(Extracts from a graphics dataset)
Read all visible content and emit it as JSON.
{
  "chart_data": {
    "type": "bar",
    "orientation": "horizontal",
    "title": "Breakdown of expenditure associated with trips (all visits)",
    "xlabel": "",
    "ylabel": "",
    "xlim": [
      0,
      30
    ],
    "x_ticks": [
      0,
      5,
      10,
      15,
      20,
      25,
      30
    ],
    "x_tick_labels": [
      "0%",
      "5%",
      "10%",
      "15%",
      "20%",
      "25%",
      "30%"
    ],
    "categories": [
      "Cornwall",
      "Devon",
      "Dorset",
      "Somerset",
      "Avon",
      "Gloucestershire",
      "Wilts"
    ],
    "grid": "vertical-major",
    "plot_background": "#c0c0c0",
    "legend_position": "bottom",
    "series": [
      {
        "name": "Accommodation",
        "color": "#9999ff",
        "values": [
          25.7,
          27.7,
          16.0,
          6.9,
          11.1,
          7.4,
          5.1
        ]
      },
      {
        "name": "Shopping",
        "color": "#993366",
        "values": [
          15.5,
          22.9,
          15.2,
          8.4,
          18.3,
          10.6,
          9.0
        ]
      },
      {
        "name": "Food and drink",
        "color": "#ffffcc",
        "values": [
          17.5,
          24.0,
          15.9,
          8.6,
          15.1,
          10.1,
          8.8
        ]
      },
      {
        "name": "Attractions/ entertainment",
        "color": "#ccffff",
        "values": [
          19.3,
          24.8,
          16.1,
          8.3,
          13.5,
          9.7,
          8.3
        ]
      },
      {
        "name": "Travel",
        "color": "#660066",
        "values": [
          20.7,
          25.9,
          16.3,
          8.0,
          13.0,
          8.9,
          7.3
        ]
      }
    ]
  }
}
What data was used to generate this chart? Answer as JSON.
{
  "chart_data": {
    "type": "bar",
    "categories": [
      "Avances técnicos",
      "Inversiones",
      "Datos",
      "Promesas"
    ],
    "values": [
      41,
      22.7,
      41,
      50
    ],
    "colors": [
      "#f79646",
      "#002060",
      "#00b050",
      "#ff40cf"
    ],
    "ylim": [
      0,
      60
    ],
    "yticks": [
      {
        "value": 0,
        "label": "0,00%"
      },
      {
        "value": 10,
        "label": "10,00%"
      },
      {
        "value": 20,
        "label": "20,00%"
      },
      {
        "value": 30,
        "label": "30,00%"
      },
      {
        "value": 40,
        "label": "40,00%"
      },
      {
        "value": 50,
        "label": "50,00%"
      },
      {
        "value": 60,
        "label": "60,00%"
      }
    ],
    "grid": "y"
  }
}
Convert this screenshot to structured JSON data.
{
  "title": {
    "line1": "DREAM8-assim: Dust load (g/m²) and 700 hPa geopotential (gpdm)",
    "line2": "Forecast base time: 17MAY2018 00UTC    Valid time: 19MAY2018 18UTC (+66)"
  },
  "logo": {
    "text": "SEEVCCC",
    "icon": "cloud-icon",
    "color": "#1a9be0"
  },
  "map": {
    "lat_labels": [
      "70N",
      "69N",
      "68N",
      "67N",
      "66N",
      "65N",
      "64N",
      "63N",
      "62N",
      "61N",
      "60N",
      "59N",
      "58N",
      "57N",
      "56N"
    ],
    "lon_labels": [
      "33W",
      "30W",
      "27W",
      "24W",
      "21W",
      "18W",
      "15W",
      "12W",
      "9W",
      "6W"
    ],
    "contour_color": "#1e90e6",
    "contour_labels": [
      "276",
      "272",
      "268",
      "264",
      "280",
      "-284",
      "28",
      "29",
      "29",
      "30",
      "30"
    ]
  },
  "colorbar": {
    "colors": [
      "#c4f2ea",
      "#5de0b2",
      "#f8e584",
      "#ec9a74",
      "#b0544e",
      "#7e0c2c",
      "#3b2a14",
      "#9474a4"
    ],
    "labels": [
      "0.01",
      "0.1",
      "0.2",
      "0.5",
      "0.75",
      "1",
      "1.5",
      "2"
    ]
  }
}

### Given exercise:
Retype the records that precede this task, keeping them exactly the same.

### Answer:
Read all visible content and emit it as JSON.
{
  "chart_data": {
    "type": "bar",
    "orientation": "horizontal",
    "title": "Breakdown of expenditure associated with trips (all visits)",
    "xlabel": "",
    "ylabel": "",
    "xlim": [
      0,
      30
    ],
    "x_ticks": [
      0,
      5,
      10,
      15,
      20,
      25,
      30
    ],
    "x_tick_labels": [
      "0%",
      "5%",
      "10%",
      "15%",
      "20%",
      "25%",
      "30%"
    ],
    "categories": [
      "Cornwall",
      "Devon",
      "Dorset",
      "Somerset",
      "Avon",
      "Gloucestershire",
      "Wilts"
    ],
    "grid": "vertical-major",
    "plot_background": "#c0c0c0",
    "legend_position": "bottom",
    "series": [
      {
        "name": "Accommodation",
        "color": "#9999ff",
        "values": [
          25.7,
          27.7,
          16.0,
          6.9,
          11.1,
          7.4,
          5.1
        ]
      },
      {
        "name": "Shopping",
        "color": "#993366",
        "values": [
          15.5,
          22.9,
          15.2,
          8.4,
          18.3,
          10.6,
          9.0
        ]
      },
      {
        "name": "Food and drink",
        "color": "#ffffcc",
        "values": [
          17.5,
          24.0,
          15.9,
          8.6,
          15.1,
          10.1,
          8.8
        ]
      },
      {
        "name": "Attractions/ entertainment",
        "color": "#ccffff",
        "values": [
          19.3,
          24.8,
          16.1,
          8.3,
          13.5,
          9.7,
          8.3
        ]
      },
      {
        "name": "Travel",
        "color": "#660066",
        "values": [
          20.7,
          25.9,
          16.3,
          8.0,
          13.0,
          8.9,
          7.3
        ]
      }
    ]
  }
}
What data was used to generate this chart? Answer as JSON.
{
  "chart_data": {
    "type": "bar",
    "categories": [
      "Avances técnicos",
      "Inversiones",
      "Datos",
      "Promesas"
    ],
    "values": [
      41,
      22.7,
      41,
      50
    ],
    "colors": [
      "#f79646",
      "#002060",
      "#00b050",
      "#ff40cf"
    ],
    "ylim": [
      0,
      60
    ],
    "yticks": [
      {
        "value": 0,
        "label": "0,00%"
      },
      {
        "value": 10,
        "label": "10,00%"
      },
      {
        "value": 20,
        "label": "20,00%"
      },
      {
        "value": 30,
        "label": "30,00%"
      },
      {
        "value": 40,
        "label": "40,00%"
      },
      {
        "value": 50,
        "label": "50,00%"
      },
      {
        "value": 60,
        "label": "60,00%"
      }
    ],
    "grid": "y"
  }
}
Convert this screenshot to structured JSON data.
{
  "title": {
    "line1": "DREAM8-assim: Dust load (g/m²) and 700 hPa geopotential (gpdm)",
    "line2": "Forecast base time: 17MAY2018 00UTC    Valid time: 19MAY2018 18UTC (+66)"
  },
  "logo": {
    "text": "SEEVCCC",
    "icon": "cloud-icon",
    "color": "#1a9be0"
  },
  "map": {
    "lat_labels": [
      "70N",
      "69N",
      "68N",
      "67N",
      "66N",
      "65N",
      "64N",
      "63N",
      "62N",
      "61N",
      "60N",
      "59N",
      "58N",
      "57N",
      "56N"
    ],
    "lon_labels": [
      "33W",
      "30W",
      "27W",
      "24W",
      "21W",
      "18W",
      "15W",
      "12W",
      "9W",
      "6W"
    ],
    "contour_color": "#1e90e6",
    "contour_labels": [
      "276",
      "272",
      "268",
      "264",
      "280",
      "-284",
      "28",
      "29",
      "29",
      "30",
      "30"
    ]
  },
  "colorbar": {
    "colors": [
      "#c4f2ea",
      "#5de0b2",
      "#f8e584",
      "#ec9a74",
      "#b0544e",
      "#7e0c2c",
      "#3b2a14",
      "#9474a4"
    ],
    "labels": [
      "0.01",
      "0.1",
      "0.2",
      "0.5",
      "0.75",
      "1",
      "1.5",
      "2"
    ]
  }
}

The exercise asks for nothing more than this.